> _Task inputs_
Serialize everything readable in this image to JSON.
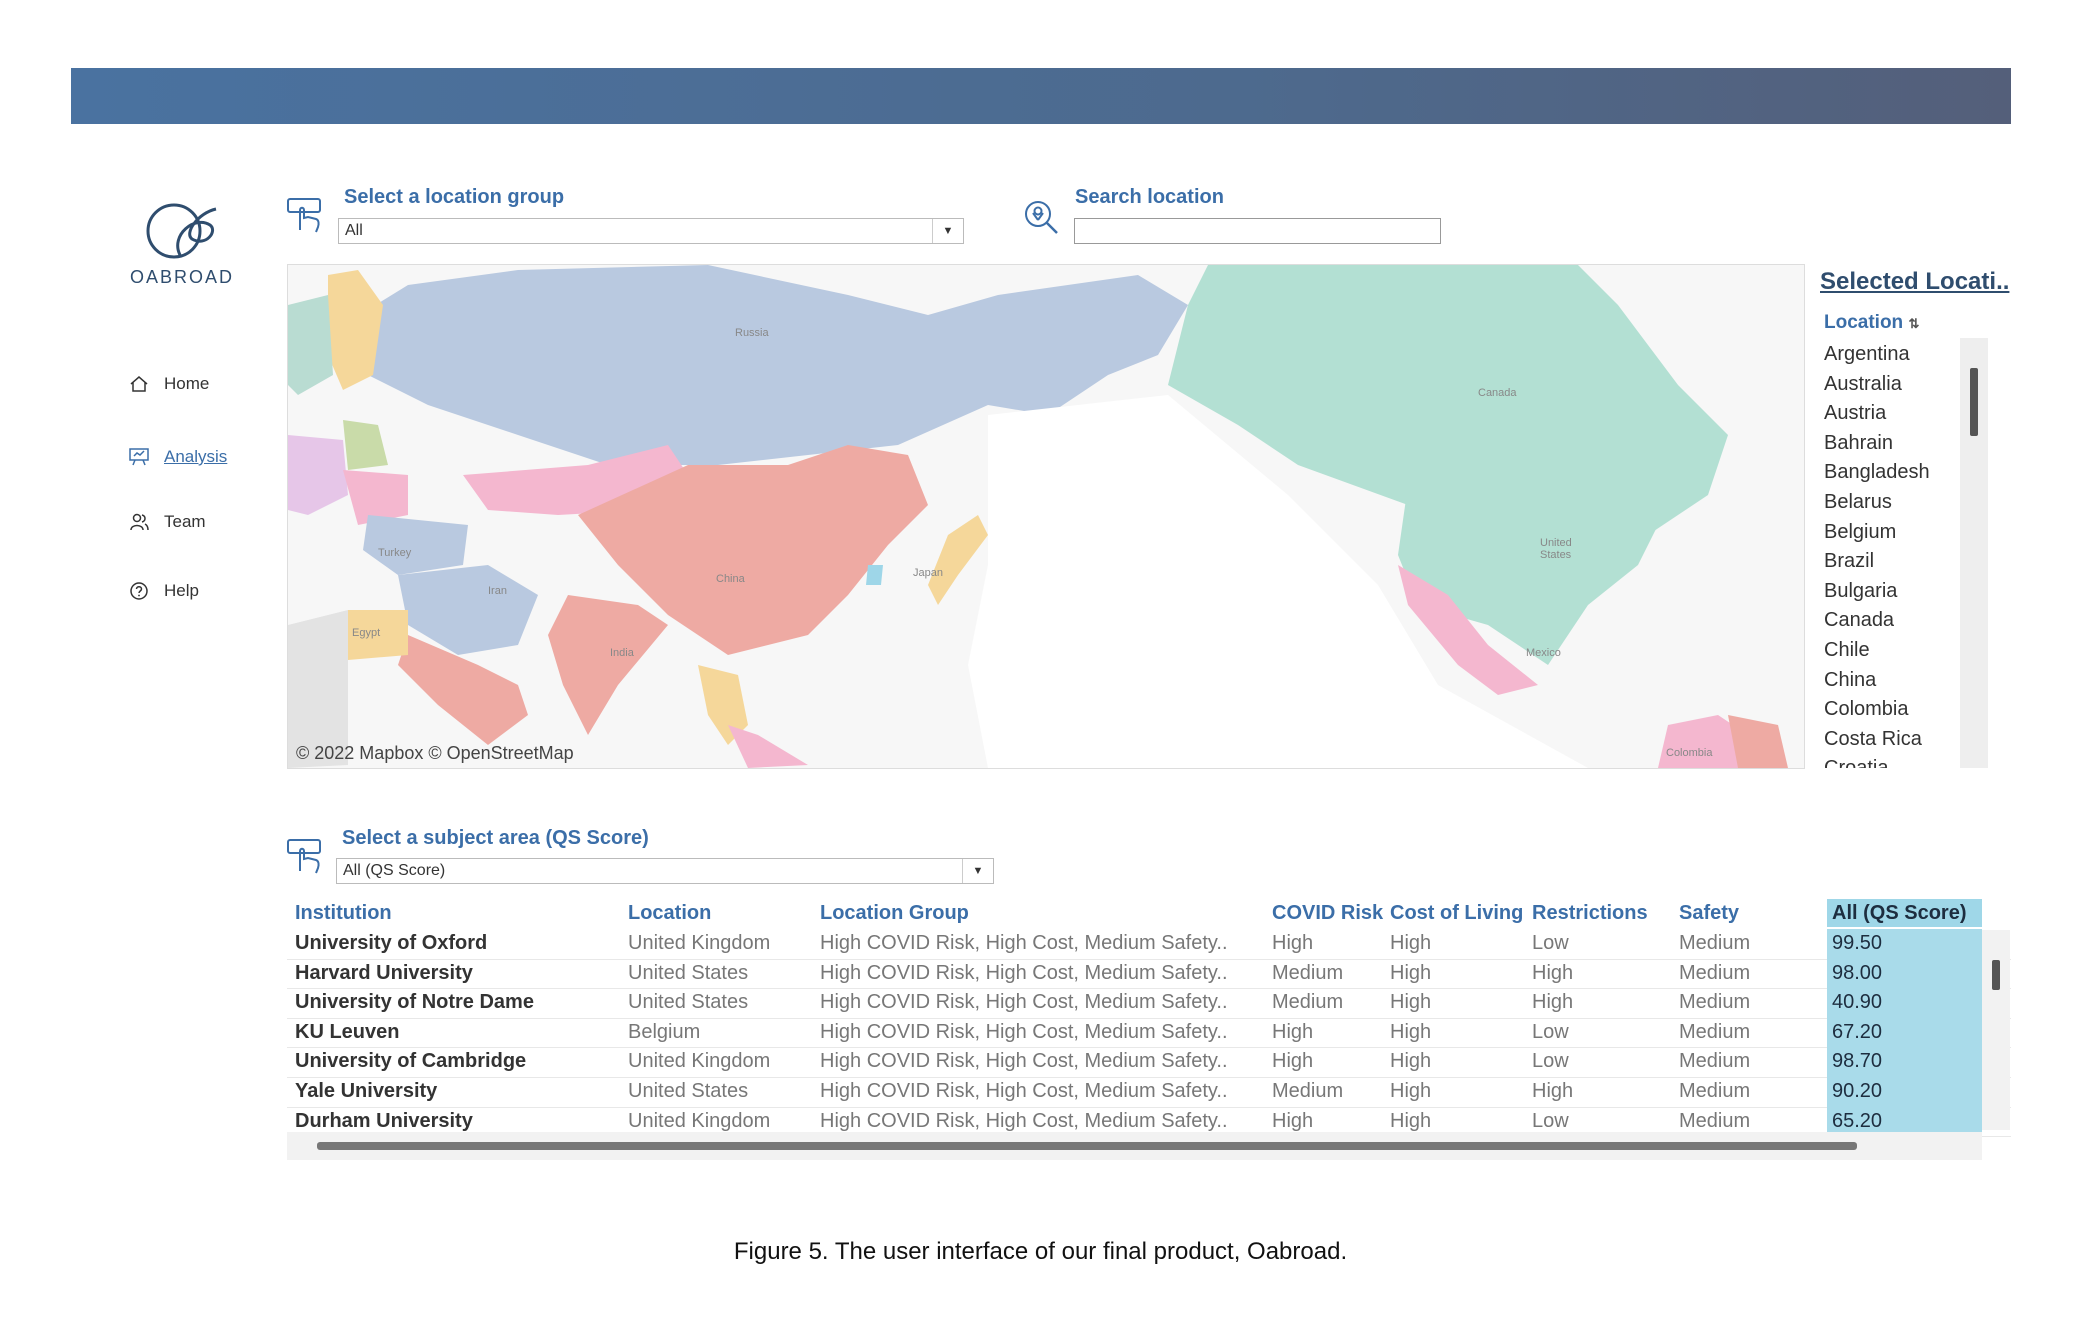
{
  "app": {
    "brand": "OABROAD"
  },
  "colors": {
    "topbar": "#4d6a8e",
    "accent": "#3b6ea8",
    "score_bg": "#a9dbea"
  },
  "nav": {
    "items": [
      {
        "label": "Home",
        "icon": "home-icon"
      },
      {
        "label": "Analysis",
        "icon": "presentation-icon",
        "active": true
      },
      {
        "label": "Team",
        "icon": "team-icon"
      },
      {
        "label": "Help",
        "icon": "help-icon"
      }
    ]
  },
  "filters": {
    "location_group": {
      "label": "Select a location group",
      "value": "All"
    },
    "search": {
      "label": "Search location",
      "value": ""
    },
    "subject": {
      "label": "Select a subject area (QS Score)",
      "value": "All (QS Score)"
    }
  },
  "map": {
    "credit": "© 2022 Mapbox © OpenStreetMap",
    "labels": [
      "Russia",
      "Canada",
      "United States",
      "China",
      "India",
      "Iran",
      "Turkey",
      "Egypt",
      "Japan",
      "Mexico",
      "Colombia"
    ]
  },
  "selected": {
    "title": "Selected Locati..",
    "column": "Location",
    "sort_icon": "sort-icon",
    "locations": [
      "Argentina",
      "Australia",
      "Austria",
      "Bahrain",
      "Bangladesh",
      "Belarus",
      "Belgium",
      "Brazil",
      "Bulgaria",
      "Canada",
      "Chile",
      "China",
      "Colombia",
      "Costa Rica",
      "Croatia"
    ]
  },
  "table": {
    "columns": [
      "Institution",
      "Location",
      "Location Group",
      "COVID Risk",
      "Cost of Living",
      "Restrictions",
      "Safety",
      "All (QS Score)"
    ],
    "rows": [
      [
        "University of Oxford",
        "United Kingdom",
        "High COVID Risk, High Cost, Medium Safety..",
        "High",
        "High",
        "Low",
        "Medium",
        "99.50"
      ],
      [
        "Harvard University",
        "United States",
        "High COVID Risk, High Cost, Medium Safety..",
        "Medium",
        "High",
        "High",
        "Medium",
        "98.00"
      ],
      [
        "University of Notre Dame",
        "United States",
        "High COVID Risk, High Cost, Medium Safety..",
        "Medium",
        "High",
        "High",
        "Medium",
        "40.90"
      ],
      [
        "KU Leuven",
        "Belgium",
        "High COVID Risk, High Cost, Medium Safety..",
        "High",
        "High",
        "Low",
        "Medium",
        "67.20"
      ],
      [
        "University of Cambridge",
        "United Kingdom",
        "High COVID Risk, High Cost, Medium Safety..",
        "High",
        "High",
        "Low",
        "Medium",
        "98.70"
      ],
      [
        "Yale University",
        "United States",
        "High COVID Risk, High Cost, Medium Safety..",
        "Medium",
        "High",
        "High",
        "Medium",
        "90.20"
      ],
      [
        "Durham University",
        "United Kingdom",
        "High COVID Risk, High Cost, Medium Safety..",
        "High",
        "High",
        "Low",
        "Medium",
        "65.20"
      ]
    ]
  },
  "caption": "Figure 5. The user interface of our final product, Oabroad."
}
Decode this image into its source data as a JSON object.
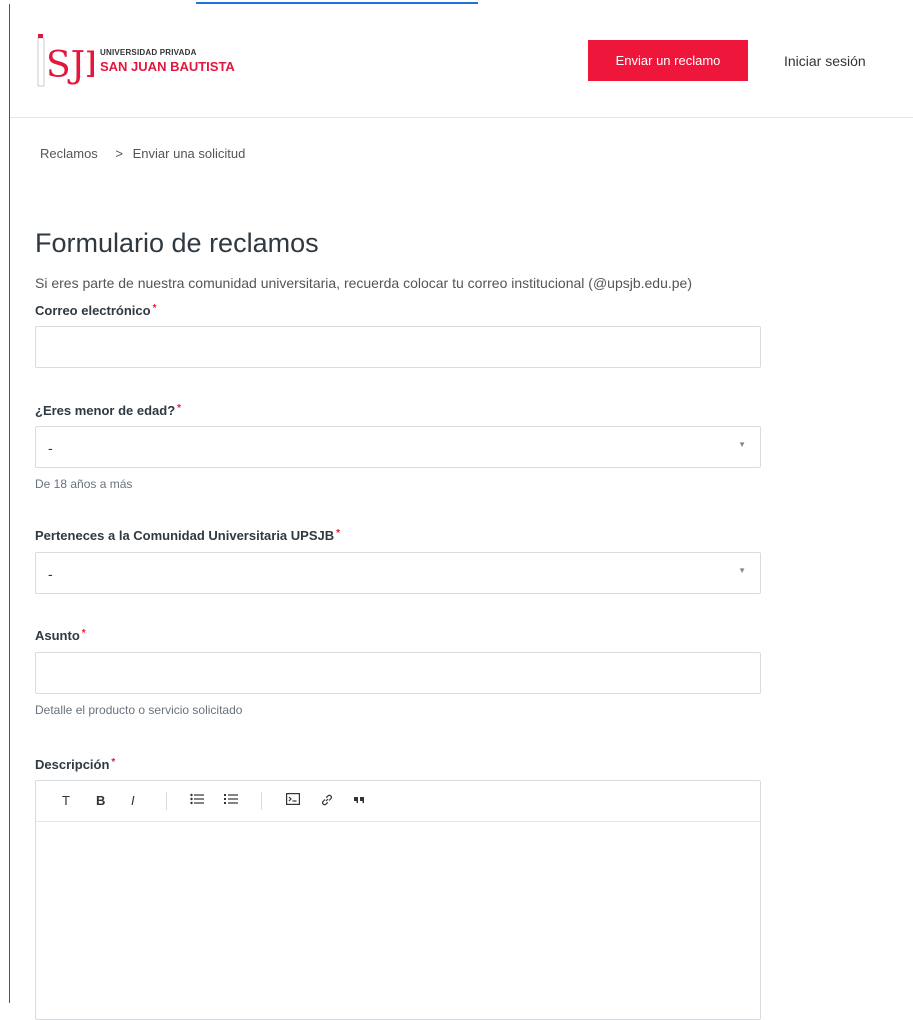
{
  "header": {
    "logo_small_text": "UNIVERSIDAD PRIVADA",
    "logo_brand_text": "SAN JUAN BAUTISTA",
    "logo_mark_text": "SJB",
    "submit_button": "Enviar un reclamo",
    "signin_link": "Iniciar sesión"
  },
  "breadcrumb": {
    "root": "Reclamos",
    "separator": ">",
    "current": "Enviar una solicitud"
  },
  "form": {
    "title": "Formulario de reclamos",
    "subtitle": "Si eres parte de nuestra comunidad universitaria, recuerda colocar tu correo institucional (@upsjb.edu.pe)",
    "required_mark": "*",
    "email": {
      "label": "Correo electrónico",
      "value": ""
    },
    "minor": {
      "label": "¿Eres menor de edad?",
      "value": "-",
      "hint": "De 18 años a más"
    },
    "community": {
      "label": "Perteneces a la Comunidad Universitaria UPSJB",
      "value": "-"
    },
    "subject": {
      "label": "Asunto",
      "value": "",
      "hint": "Detalle el producto o servicio solicitado"
    },
    "description": {
      "label": "Descripción",
      "value": ""
    }
  },
  "toolbar": {
    "text_icon": "T",
    "bold_icon": "B",
    "italic_icon": "I",
    "icons": [
      "text-icon",
      "bold-icon",
      "italic-icon",
      "bulleted-list-icon",
      "numbered-list-icon",
      "code-icon",
      "link-icon",
      "quote-icon"
    ]
  },
  "colors": {
    "accent": "#ef163c",
    "text": "#2f3941",
    "border": "#d8dcde"
  }
}
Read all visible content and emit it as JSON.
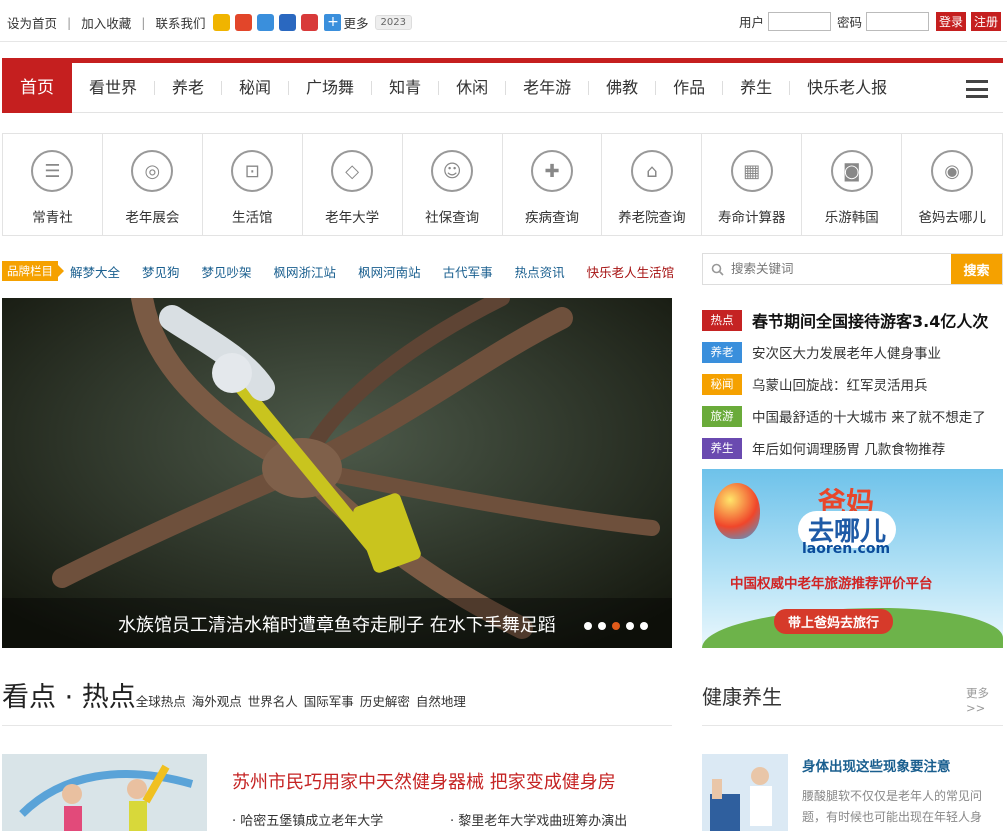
{
  "topbar": {
    "set_home": "设为首页",
    "bookmark": "加入收藏",
    "contact": "联系我们",
    "more": "更多",
    "year_badge": "2023",
    "user_label": "用户",
    "password_label": "密码",
    "login": "登录",
    "register": "注册",
    "social_colors": [
      "#f0b400",
      "#e2462a",
      "#3a8fdc",
      "#2a68c0",
      "#d83a3a"
    ]
  },
  "nav": {
    "home": "首页",
    "items": [
      "看世界",
      "养老",
      "秘闻",
      "广场舞",
      "知青",
      "休闲",
      "老年游",
      "佛教",
      "作品",
      "养生",
      "快乐老人报"
    ]
  },
  "services": [
    {
      "label": "常青社",
      "icon": "chat-icon"
    },
    {
      "label": "老年展会",
      "icon": "globe-icon"
    },
    {
      "label": "生活馆",
      "icon": "cart-icon"
    },
    {
      "label": "老年大学",
      "icon": "graduation-cap-icon"
    },
    {
      "label": "社保查询",
      "icon": "user-plus-icon"
    },
    {
      "label": "疾病查询",
      "icon": "medical-kit-icon"
    },
    {
      "label": "养老院查询",
      "icon": "home-heart-icon"
    },
    {
      "label": "寿命计算器",
      "icon": "calculator-icon"
    },
    {
      "label": "乐游韩国",
      "icon": "camera-icon"
    },
    {
      "label": "爸妈去哪儿",
      "icon": "location-icon"
    }
  ],
  "brand": {
    "tag": "品牌栏目",
    "links": [
      "解梦大全",
      "梦见狗",
      "梦见吵架",
      "枫网浙江站",
      "枫网河南站",
      "古代军事",
      "热点资讯",
      "快乐老人生活馆"
    ]
  },
  "search": {
    "placeholder": "搜索关键词",
    "button": "搜索"
  },
  "slideshow": {
    "caption": "水族馆员工清洁水箱时遭章鱼夺走刷子 在水下手舞足蹈",
    "active_dot": 3,
    "dot_count": 5
  },
  "news": [
    {
      "tag": "热点",
      "color": "#c52323",
      "title": "春节期间全国接待游客3.4亿人次"
    },
    {
      "tag": "养老",
      "color": "#3a8fdc",
      "title": "安次区大力发展老年人健身事业"
    },
    {
      "tag": "秘闻",
      "color": "#f5a100",
      "title": "乌蒙山回旋战：红军灵活用兵"
    },
    {
      "tag": "旅游",
      "color": "#6aab3a",
      "title": "中国最舒适的十大城市 来了就不想走了"
    },
    {
      "tag": "养生",
      "color": "#6a4ab0",
      "title": "年后如何调理肠胃 几款食物推荐"
    }
  ],
  "ad": {
    "line1": "爸妈",
    "line2": "去哪儿",
    "domain": "laoren.com",
    "slogan": "中国权威中老年旅游推荐评价平台",
    "cta": "带上爸妈去旅行"
  },
  "section": {
    "title": "看点 · 热点",
    "links": [
      "全球热点",
      "海外观点",
      "世界名人",
      "国际军事",
      "历史解密",
      "自然地理"
    ],
    "health_title": "健康养生",
    "health_more": "更多>>"
  },
  "feature": {
    "headline": "苏州市民巧用家中天然健身器械 把家变成健身房",
    "sub1": "· 哈密五堡镇成立老年大学",
    "sub2": "· 黎里老年大学戏曲班筹办演出"
  },
  "health_item": {
    "title": "身体出现这些现象要注意",
    "desc": "腰酸腿软不仅仅是老年人的常见问题，有时候也可能出现在年轻人身"
  }
}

> _Problem details_
Go through the entries and return each line where the word "hint" appears.

> _Solution below_
      "hint": "De 18 años a más"
      "hint": "Detalle el producto o servicio solicitado"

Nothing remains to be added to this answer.